Prompt
Repeat the material below word for word and leave out all pictures.

Excerpted data
>> begin

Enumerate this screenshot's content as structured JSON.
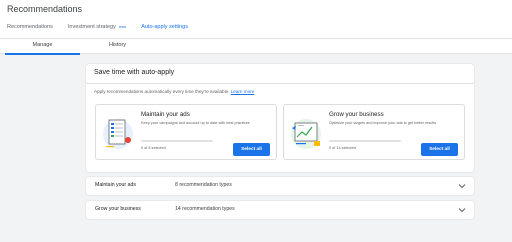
{
  "header": {
    "title": "Recommendations"
  },
  "tabs": [
    {
      "label": "Recommendations"
    },
    {
      "label": "Investment strategy",
      "badge": "new"
    },
    {
      "label": "Auto-apply settings"
    }
  ],
  "subtabs": [
    {
      "label": "Manage"
    },
    {
      "label": "History"
    }
  ],
  "auto_apply": {
    "title": "Save time with auto-apply",
    "description": "Apply recommendations automatically every time they're available.",
    "learn_more": "Learn more",
    "cards": [
      {
        "title": "Maintain your ads",
        "description": "Keep your campaigns and account up to date with best practices",
        "selected_text": "0 of 8 selected",
        "progress": 0,
        "button": "Select all",
        "icon": "ads-maintenance-illustration"
      },
      {
        "title": "Grow your business",
        "description": "Optimize your targets and improve your ads to get better results",
        "selected_text": "0 of 14 selected",
        "progress": 0,
        "button": "Select all",
        "icon": "growth-chart-illustration"
      }
    ]
  },
  "sections": [
    {
      "name": "Maintain your ads",
      "count": "8 recommendation types"
    },
    {
      "name": "Grow your business",
      "count": "14 recommendation types"
    }
  ],
  "colors": {
    "accent": "#1a73e8",
    "background": "#f1f3f4"
  }
}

>> end

Completed task
Enumerate this screenshot's content as structured JSON.
{
  "header": {
    "title": "Recommendations"
  },
  "tabs": [
    {
      "label": "Recommendations"
    },
    {
      "label": "Investment strategy",
      "badge": "new"
    },
    {
      "label": "Auto-apply settings"
    }
  ],
  "subtabs": [
    {
      "label": "Manage"
    },
    {
      "label": "History"
    }
  ],
  "auto_apply": {
    "title": "Save time with auto-apply",
    "description": "Apply recommendations automatically every time they're available.",
    "learn_more": "Learn more",
    "cards": [
      {
        "title": "Maintain your ads",
        "description": "Keep your campaigns and account up to date with best practices",
        "selected_text": "0 of 8 selected",
        "progress": 0,
        "button": "Select all",
        "icon": "ads-maintenance-illustration"
      },
      {
        "title": "Grow your business",
        "description": "Optimize your targets and improve your ads to get better results",
        "selected_text": "0 of 14 selected",
        "progress": 0,
        "button": "Select all",
        "icon": "growth-chart-illustration"
      }
    ]
  },
  "sections": [
    {
      "name": "Maintain your ads",
      "count": "8 recommendation types"
    },
    {
      "name": "Grow your business",
      "count": "14 recommendation types"
    }
  ],
  "colors": {
    "accent": "#1a73e8",
    "background": "#f1f3f4"
  }
}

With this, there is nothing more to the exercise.